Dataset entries
════════

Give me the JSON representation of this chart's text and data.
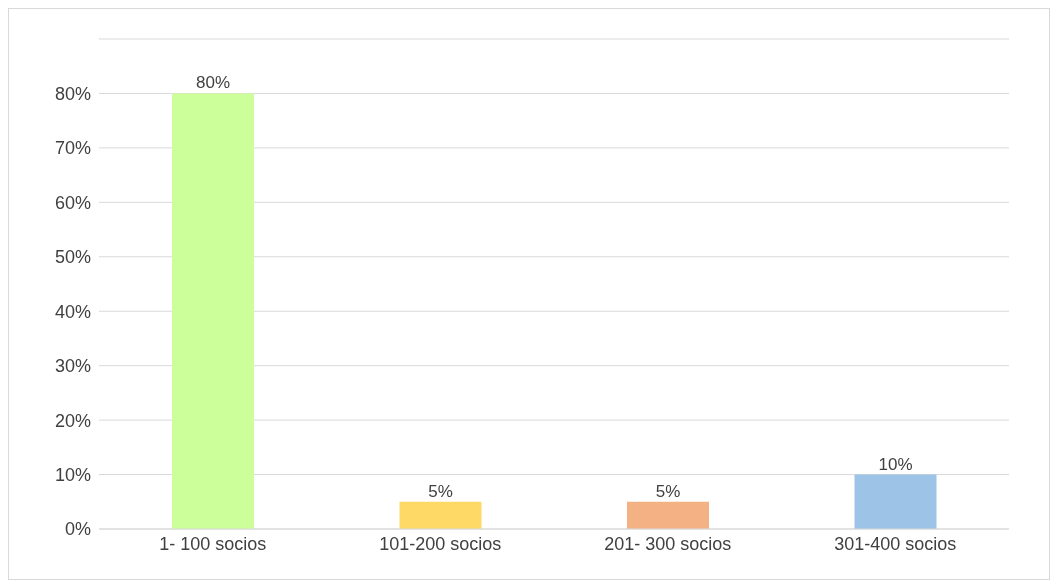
{
  "chart_data": {
    "type": "bar",
    "categories": [
      "1- 100 socios",
      "101-200 socios",
      "201- 300 socios",
      "301-400 socios"
    ],
    "values": [
      80,
      5,
      5,
      10
    ],
    "colors": [
      "#ccff99",
      "#ffd966",
      "#f4b183",
      "#9dc3e6"
    ],
    "value_labels": [
      "80%",
      "5%",
      "5%",
      "10%"
    ],
    "ylim": [
      0,
      90
    ],
    "yticks": [
      {
        "value": 0,
        "label": "0%"
      },
      {
        "value": 10,
        "label": "10%"
      },
      {
        "value": 20,
        "label": "20%"
      },
      {
        "value": 30,
        "label": "30%"
      },
      {
        "value": 40,
        "label": "40%"
      },
      {
        "value": 50,
        "label": "50%"
      },
      {
        "value": 60,
        "label": "60%"
      },
      {
        "value": 70,
        "label": "70%"
      },
      {
        "value": 80,
        "label": "80%"
      },
      {
        "value": 90,
        "label": null
      }
    ],
    "grid": "y"
  }
}
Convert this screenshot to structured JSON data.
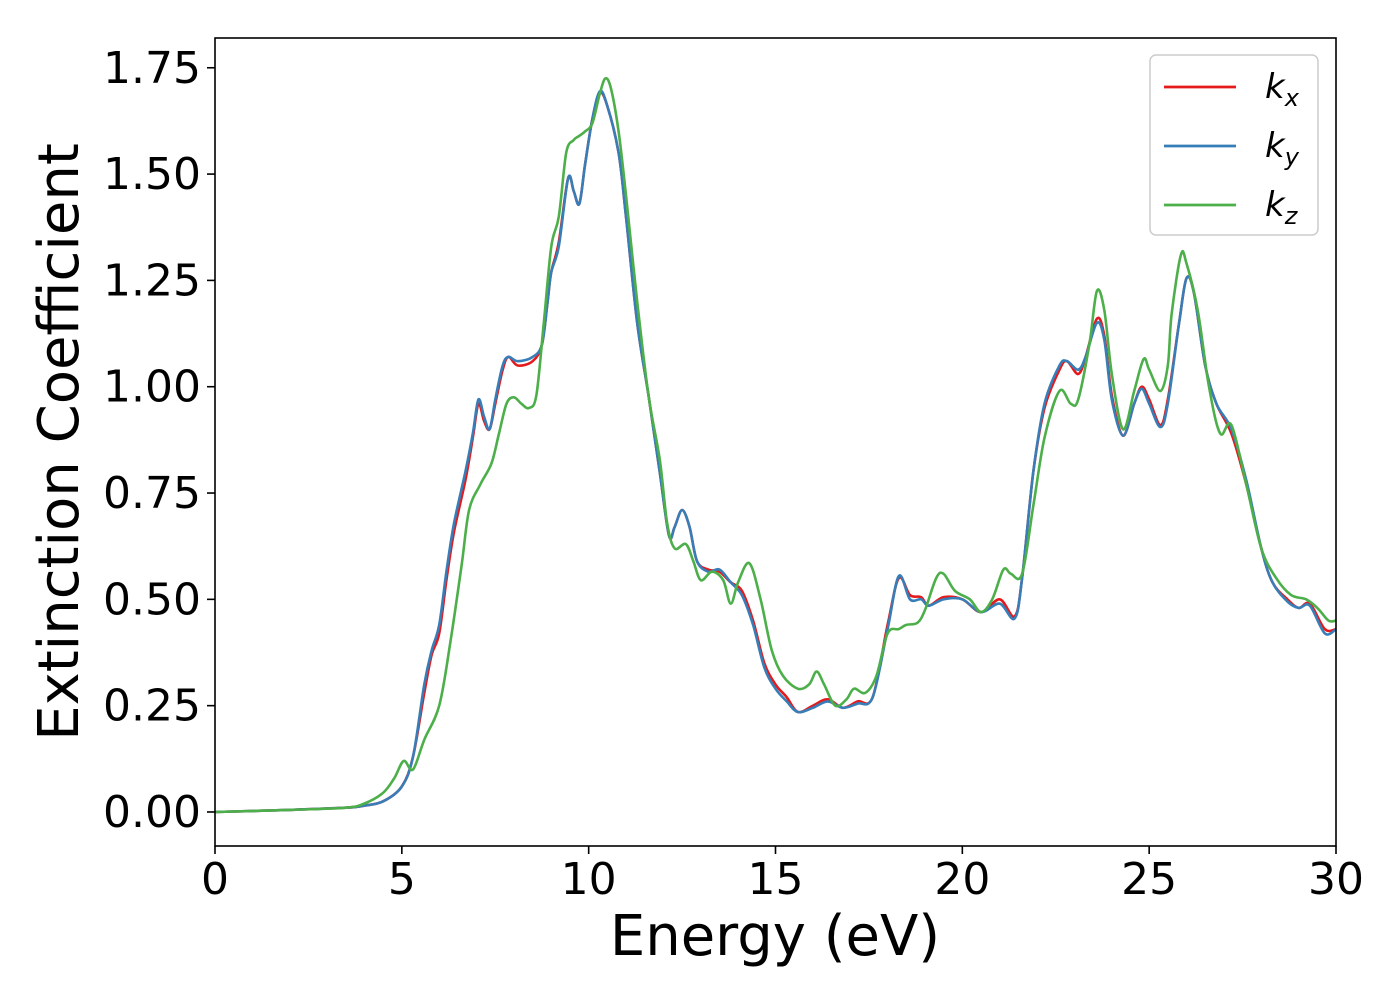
{
  "chart_data": {
    "type": "line",
    "xlabel": "Energy (eV)",
    "ylabel": "Extinction Coefficient",
    "xlim": [
      0,
      30
    ],
    "ylim": [
      -0.08,
      1.82
    ],
    "xticks": [
      0,
      5,
      10,
      15,
      20,
      25,
      30
    ],
    "xtick_labels": [
      "0",
      "5",
      "10",
      "15",
      "20",
      "25",
      "30"
    ],
    "yticks": [
      0.0,
      0.25,
      0.5,
      0.75,
      1.0,
      1.25,
      1.5,
      1.75
    ],
    "ytick_labels": [
      "0.00",
      "0.25",
      "0.50",
      "0.75",
      "1.00",
      "1.25",
      "1.50",
      "1.75"
    ],
    "grid": false,
    "legend_position": "top-right",
    "series": [
      {
        "name": "kx",
        "label_base": "k",
        "label_sub": "x",
        "color": "#e41a1c",
        "points": [
          [
            0,
            0
          ],
          [
            2,
            0.005
          ],
          [
            3.5,
            0.01
          ],
          [
            4,
            0.015
          ],
          [
            4.5,
            0.025
          ],
          [
            5,
            0.06
          ],
          [
            5.3,
            0.13
          ],
          [
            5.6,
            0.28
          ],
          [
            5.8,
            0.37
          ],
          [
            6.0,
            0.42
          ],
          [
            6.2,
            0.55
          ],
          [
            6.4,
            0.66
          ],
          [
            6.7,
            0.78
          ],
          [
            6.9,
            0.88
          ],
          [
            7.05,
            0.96
          ],
          [
            7.2,
            0.92
          ],
          [
            7.35,
            0.9
          ],
          [
            7.5,
            0.96
          ],
          [
            7.7,
            1.04
          ],
          [
            7.85,
            1.07
          ],
          [
            8.1,
            1.05
          ],
          [
            8.5,
            1.06
          ],
          [
            8.75,
            1.1
          ],
          [
            8.9,
            1.2
          ],
          [
            9.0,
            1.27
          ],
          [
            9.2,
            1.34
          ],
          [
            9.45,
            1.49
          ],
          [
            9.6,
            1.46
          ],
          [
            9.75,
            1.43
          ],
          [
            9.9,
            1.52
          ],
          [
            10.1,
            1.63
          ],
          [
            10.3,
            1.69
          ],
          [
            10.5,
            1.66
          ],
          [
            10.8,
            1.55
          ],
          [
            11.0,
            1.4
          ],
          [
            11.3,
            1.15
          ],
          [
            11.6,
            0.98
          ],
          [
            11.9,
            0.8
          ],
          [
            12.15,
            0.65
          ],
          [
            12.3,
            0.67
          ],
          [
            12.5,
            0.71
          ],
          [
            12.7,
            0.67
          ],
          [
            12.9,
            0.59
          ],
          [
            13.2,
            0.57
          ],
          [
            13.5,
            0.565
          ],
          [
            13.8,
            0.54
          ],
          [
            14.1,
            0.52
          ],
          [
            14.4,
            0.45
          ],
          [
            14.7,
            0.35
          ],
          [
            15.0,
            0.3
          ],
          [
            15.3,
            0.27
          ],
          [
            15.6,
            0.235
          ],
          [
            16.0,
            0.25
          ],
          [
            16.4,
            0.265
          ],
          [
            16.8,
            0.245
          ],
          [
            17.2,
            0.26
          ],
          [
            17.6,
            0.27
          ],
          [
            18.0,
            0.44
          ],
          [
            18.3,
            0.55
          ],
          [
            18.6,
            0.51
          ],
          [
            18.9,
            0.505
          ],
          [
            19.1,
            0.485
          ],
          [
            19.5,
            0.505
          ],
          [
            20.0,
            0.5
          ],
          [
            20.5,
            0.47
          ],
          [
            21.0,
            0.5
          ],
          [
            21.4,
            0.46
          ],
          [
            21.6,
            0.55
          ],
          [
            21.9,
            0.8
          ],
          [
            22.2,
            0.95
          ],
          [
            22.6,
            1.04
          ],
          [
            22.8,
            1.06
          ],
          [
            23.1,
            1.03
          ],
          [
            23.3,
            1.07
          ],
          [
            23.6,
            1.16
          ],
          [
            23.8,
            1.12
          ],
          [
            24.0,
            0.98
          ],
          [
            24.3,
            0.885
          ],
          [
            24.6,
            0.96
          ],
          [
            24.8,
            1.0
          ],
          [
            25.0,
            0.97
          ],
          [
            25.3,
            0.91
          ],
          [
            25.5,
            0.97
          ],
          [
            25.8,
            1.15
          ],
          [
            26.0,
            1.255
          ],
          [
            26.2,
            1.22
          ],
          [
            26.5,
            1.05
          ],
          [
            26.8,
            0.96
          ],
          [
            27.2,
            0.89
          ],
          [
            27.6,
            0.77
          ],
          [
            28.0,
            0.62
          ],
          [
            28.3,
            0.54
          ],
          [
            28.7,
            0.5
          ],
          [
            29.0,
            0.48
          ],
          [
            29.3,
            0.49
          ],
          [
            29.7,
            0.43
          ],
          [
            30.0,
            0.43
          ]
        ]
      },
      {
        "name": "ky",
        "label_base": "k",
        "label_sub": "y",
        "color": "#377eb8",
        "points": [
          [
            0,
            0
          ],
          [
            2,
            0.005
          ],
          [
            3.5,
            0.01
          ],
          [
            4,
            0.015
          ],
          [
            4.5,
            0.025
          ],
          [
            5,
            0.06
          ],
          [
            5.3,
            0.13
          ],
          [
            5.6,
            0.3
          ],
          [
            5.8,
            0.38
          ],
          [
            6.0,
            0.44
          ],
          [
            6.2,
            0.57
          ],
          [
            6.4,
            0.68
          ],
          [
            6.7,
            0.8
          ],
          [
            6.9,
            0.89
          ],
          [
            7.05,
            0.97
          ],
          [
            7.2,
            0.93
          ],
          [
            7.35,
            0.9
          ],
          [
            7.5,
            0.97
          ],
          [
            7.7,
            1.05
          ],
          [
            7.85,
            1.07
          ],
          [
            8.1,
            1.06
          ],
          [
            8.5,
            1.07
          ],
          [
            8.75,
            1.1
          ],
          [
            8.9,
            1.2
          ],
          [
            9.0,
            1.27
          ],
          [
            9.2,
            1.33
          ],
          [
            9.45,
            1.49
          ],
          [
            9.6,
            1.46
          ],
          [
            9.75,
            1.43
          ],
          [
            9.9,
            1.52
          ],
          [
            10.1,
            1.63
          ],
          [
            10.3,
            1.695
          ],
          [
            10.5,
            1.66
          ],
          [
            10.8,
            1.55
          ],
          [
            11.0,
            1.4
          ],
          [
            11.3,
            1.15
          ],
          [
            11.6,
            0.98
          ],
          [
            11.9,
            0.8
          ],
          [
            12.15,
            0.65
          ],
          [
            12.3,
            0.67
          ],
          [
            12.5,
            0.71
          ],
          [
            12.7,
            0.67
          ],
          [
            12.9,
            0.59
          ],
          [
            13.2,
            0.565
          ],
          [
            13.5,
            0.57
          ],
          [
            13.8,
            0.54
          ],
          [
            14.1,
            0.51
          ],
          [
            14.4,
            0.44
          ],
          [
            14.7,
            0.34
          ],
          [
            15.0,
            0.29
          ],
          [
            15.3,
            0.26
          ],
          [
            15.6,
            0.235
          ],
          [
            16.0,
            0.245
          ],
          [
            16.4,
            0.26
          ],
          [
            16.8,
            0.245
          ],
          [
            17.2,
            0.255
          ],
          [
            17.6,
            0.27
          ],
          [
            18.0,
            0.43
          ],
          [
            18.3,
            0.555
          ],
          [
            18.6,
            0.5
          ],
          [
            18.9,
            0.5
          ],
          [
            19.1,
            0.485
          ],
          [
            19.5,
            0.5
          ],
          [
            20.0,
            0.5
          ],
          [
            20.5,
            0.47
          ],
          [
            21.0,
            0.49
          ],
          [
            21.4,
            0.455
          ],
          [
            21.6,
            0.55
          ],
          [
            21.9,
            0.8
          ],
          [
            22.2,
            0.96
          ],
          [
            22.6,
            1.05
          ],
          [
            22.8,
            1.06
          ],
          [
            23.1,
            1.04
          ],
          [
            23.3,
            1.07
          ],
          [
            23.6,
            1.15
          ],
          [
            23.8,
            1.11
          ],
          [
            24.0,
            0.97
          ],
          [
            24.3,
            0.885
          ],
          [
            24.6,
            0.96
          ],
          [
            24.8,
            0.995
          ],
          [
            25.0,
            0.96
          ],
          [
            25.3,
            0.905
          ],
          [
            25.5,
            0.96
          ],
          [
            25.8,
            1.15
          ],
          [
            26.0,
            1.255
          ],
          [
            26.2,
            1.22
          ],
          [
            26.5,
            1.05
          ],
          [
            26.8,
            0.96
          ],
          [
            27.2,
            0.9
          ],
          [
            27.6,
            0.78
          ],
          [
            28.0,
            0.62
          ],
          [
            28.3,
            0.54
          ],
          [
            28.7,
            0.495
          ],
          [
            29.0,
            0.48
          ],
          [
            29.3,
            0.485
          ],
          [
            29.7,
            0.42
          ],
          [
            30.0,
            0.43
          ]
        ]
      },
      {
        "name": "kz",
        "label_base": "k",
        "label_sub": "z",
        "color": "#4daf4a",
        "points": [
          [
            0,
            0
          ],
          [
            2,
            0.005
          ],
          [
            3.5,
            0.01
          ],
          [
            4,
            0.02
          ],
          [
            4.5,
            0.045
          ],
          [
            4.8,
            0.08
          ],
          [
            5.05,
            0.12
          ],
          [
            5.3,
            0.1
          ],
          [
            5.6,
            0.17
          ],
          [
            6.0,
            0.25
          ],
          [
            6.3,
            0.4
          ],
          [
            6.6,
            0.58
          ],
          [
            6.8,
            0.71
          ],
          [
            7.1,
            0.77
          ],
          [
            7.4,
            0.82
          ],
          [
            7.6,
            0.89
          ],
          [
            7.8,
            0.96
          ],
          [
            8.0,
            0.975
          ],
          [
            8.2,
            0.96
          ],
          [
            8.4,
            0.95
          ],
          [
            8.6,
            0.98
          ],
          [
            8.8,
            1.15
          ],
          [
            9.0,
            1.33
          ],
          [
            9.2,
            1.4
          ],
          [
            9.4,
            1.55
          ],
          [
            9.6,
            1.58
          ],
          [
            9.75,
            1.59
          ],
          [
            9.9,
            1.6
          ],
          [
            10.1,
            1.62
          ],
          [
            10.3,
            1.69
          ],
          [
            10.45,
            1.725
          ],
          [
            10.6,
            1.7
          ],
          [
            10.8,
            1.6
          ],
          [
            11.0,
            1.45
          ],
          [
            11.3,
            1.2
          ],
          [
            11.6,
            0.98
          ],
          [
            11.9,
            0.83
          ],
          [
            12.1,
            0.68
          ],
          [
            12.3,
            0.62
          ],
          [
            12.6,
            0.63
          ],
          [
            12.8,
            0.59
          ],
          [
            13.0,
            0.545
          ],
          [
            13.3,
            0.565
          ],
          [
            13.6,
            0.545
          ],
          [
            13.8,
            0.49
          ],
          [
            14.0,
            0.54
          ],
          [
            14.3,
            0.585
          ],
          [
            14.6,
            0.5
          ],
          [
            14.9,
            0.38
          ],
          [
            15.2,
            0.32
          ],
          [
            15.6,
            0.29
          ],
          [
            15.9,
            0.3
          ],
          [
            16.1,
            0.33
          ],
          [
            16.3,
            0.3
          ],
          [
            16.6,
            0.25
          ],
          [
            16.9,
            0.265
          ],
          [
            17.1,
            0.29
          ],
          [
            17.4,
            0.28
          ],
          [
            17.7,
            0.32
          ],
          [
            18.0,
            0.42
          ],
          [
            18.3,
            0.43
          ],
          [
            18.5,
            0.44
          ],
          [
            18.8,
            0.445
          ],
          [
            19.0,
            0.475
          ],
          [
            19.3,
            0.55
          ],
          [
            19.5,
            0.56
          ],
          [
            19.8,
            0.52
          ],
          [
            20.2,
            0.5
          ],
          [
            20.5,
            0.47
          ],
          [
            20.8,
            0.5
          ],
          [
            21.1,
            0.57
          ],
          [
            21.3,
            0.56
          ],
          [
            21.6,
            0.56
          ],
          [
            21.9,
            0.72
          ],
          [
            22.2,
            0.88
          ],
          [
            22.6,
            0.99
          ],
          [
            22.9,
            0.96
          ],
          [
            23.1,
            0.97
          ],
          [
            23.4,
            1.1
          ],
          [
            23.6,
            1.225
          ],
          [
            23.8,
            1.18
          ],
          [
            24.0,
            1.03
          ],
          [
            24.3,
            0.9
          ],
          [
            24.6,
            0.99
          ],
          [
            24.85,
            1.065
          ],
          [
            25.0,
            1.04
          ],
          [
            25.3,
            0.99
          ],
          [
            25.5,
            1.05
          ],
          [
            25.6,
            1.17
          ],
          [
            25.85,
            1.31
          ],
          [
            26.0,
            1.29
          ],
          [
            26.3,
            1.18
          ],
          [
            26.6,
            1.0
          ],
          [
            26.9,
            0.89
          ],
          [
            27.2,
            0.91
          ],
          [
            27.6,
            0.77
          ],
          [
            28.0,
            0.62
          ],
          [
            28.4,
            0.55
          ],
          [
            28.8,
            0.51
          ],
          [
            29.2,
            0.5
          ],
          [
            29.5,
            0.48
          ],
          [
            29.8,
            0.45
          ],
          [
            30.0,
            0.45
          ]
        ]
      }
    ]
  }
}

════════

Task details: Say how many lines of the data hold the string "socios". Reply with the number alone.

Reply: 4